一种低功耗4H-SiC IGBT的仿真研究

doi:10.16180/j.cnki.issn1007-7820.2021.01.006

摘要/Abstract

摘要：

针对传统沟槽栅4H-SiC IGBT关断时间长且关断能量损耗高的问题,文中利用Silvaco TCAD设计并仿真了一种新型沟槽栅4H-SiC IGBT结构。通过在传统沟槽栅4H-SiC IGBT结构基础上进行改进,在N ⁺缓冲层中引入两组高掺杂浓度P区和N区,提高了N ⁺缓冲层施主浓度,折中了器件正向压降与关断能量损耗。在器件关断过程中,N ⁺缓冲层中处于反向偏置状态的PN结对N ^-漂移区中电场分布起到优化作用,加速了N ^-漂移区中电子抽取,在缩短器件关断时间和降低关断能量损耗的同时提升了击穿电压。Silvaco TCAD仿真结果显示,新型沟槽栅4H-SiC IGBT击穿电压为16 kV,在15 kV的耐压设计指标下,关断能量损耗低至4.63 mJ,相比传统结构降低了40.41%。

_任务要求_
1. 照抄阅读文本中从“摘要/Abstract”到“kV,在15 kV的耐压设计指标下,关断能量损耗低至4.63 mJ,相比传统结构降低了40.41%。”的这段文字。
2. 根据阅读文本回答：
(a) 新型结构是用什么软件设计和仿真的？
(b) 在N⁺缓冲层中引入了什么？
(c) 新型沟槽栅4H-SiC IGBT的击穿电压是多少？

_数据记录_
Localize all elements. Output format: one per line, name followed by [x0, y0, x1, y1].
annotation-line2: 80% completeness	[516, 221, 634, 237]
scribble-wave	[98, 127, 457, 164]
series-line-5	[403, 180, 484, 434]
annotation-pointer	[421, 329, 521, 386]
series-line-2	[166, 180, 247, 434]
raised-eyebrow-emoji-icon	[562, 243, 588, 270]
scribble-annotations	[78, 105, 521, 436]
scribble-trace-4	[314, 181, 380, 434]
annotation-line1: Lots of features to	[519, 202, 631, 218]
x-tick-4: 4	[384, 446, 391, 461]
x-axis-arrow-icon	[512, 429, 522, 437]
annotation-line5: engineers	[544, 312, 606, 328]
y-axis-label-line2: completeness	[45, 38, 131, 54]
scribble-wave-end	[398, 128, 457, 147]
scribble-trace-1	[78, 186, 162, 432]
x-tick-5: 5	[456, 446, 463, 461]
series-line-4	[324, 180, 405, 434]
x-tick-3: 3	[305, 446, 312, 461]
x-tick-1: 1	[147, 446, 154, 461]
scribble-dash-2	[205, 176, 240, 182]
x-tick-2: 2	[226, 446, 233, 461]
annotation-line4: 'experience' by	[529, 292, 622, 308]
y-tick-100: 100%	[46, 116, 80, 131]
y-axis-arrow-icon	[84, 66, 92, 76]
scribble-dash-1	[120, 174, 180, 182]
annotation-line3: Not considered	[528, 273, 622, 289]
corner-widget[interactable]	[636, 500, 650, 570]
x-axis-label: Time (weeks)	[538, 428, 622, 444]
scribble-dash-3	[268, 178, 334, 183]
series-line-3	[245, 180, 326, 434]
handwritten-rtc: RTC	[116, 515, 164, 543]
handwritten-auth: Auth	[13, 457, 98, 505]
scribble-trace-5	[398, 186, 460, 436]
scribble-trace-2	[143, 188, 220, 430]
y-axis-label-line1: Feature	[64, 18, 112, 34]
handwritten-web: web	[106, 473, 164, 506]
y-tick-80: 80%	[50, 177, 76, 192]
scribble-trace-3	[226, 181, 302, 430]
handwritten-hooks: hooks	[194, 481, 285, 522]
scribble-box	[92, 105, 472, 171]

_逐题答案_
1.
摘要/Abstract

摘要：

针对传统沟槽栅4H-SiC IGBT关断时间长且关断能量损耗高的问题,文中利用Silvaco TCAD设计并仿真了一种新型沟槽栅4H-SiC IGBT结构。通过在传统沟槽栅4H-SiC IGBT结构基础上进行改进,在N ⁺缓冲层中引入两组高掺杂浓度P区和N区,提高了N ⁺缓冲层施主浓度,折中了器件正向压降与关断能量损耗。在器件关断过程中,N ⁺缓冲层中处于反向偏置状态的PN结对N ^-漂移区中电场分布起到优化作用,加速了N ^-漂移区中电子抽取,在缩短器件关断时间和降低关断能量损耗的同时提升了击穿电压。Silvaco TCAD仿真结果显示,新型沟槽栅4H-SiC IGBT击穿电压为16 kV,在15 kV的耐压设计指标下,关断能量损耗低至4.63 mJ,相比传统结构降低了40.41%。

2.
(a) Silvaco TCAD。
(b) 两组高掺杂浓度P区和N区。
(c) 16 kV。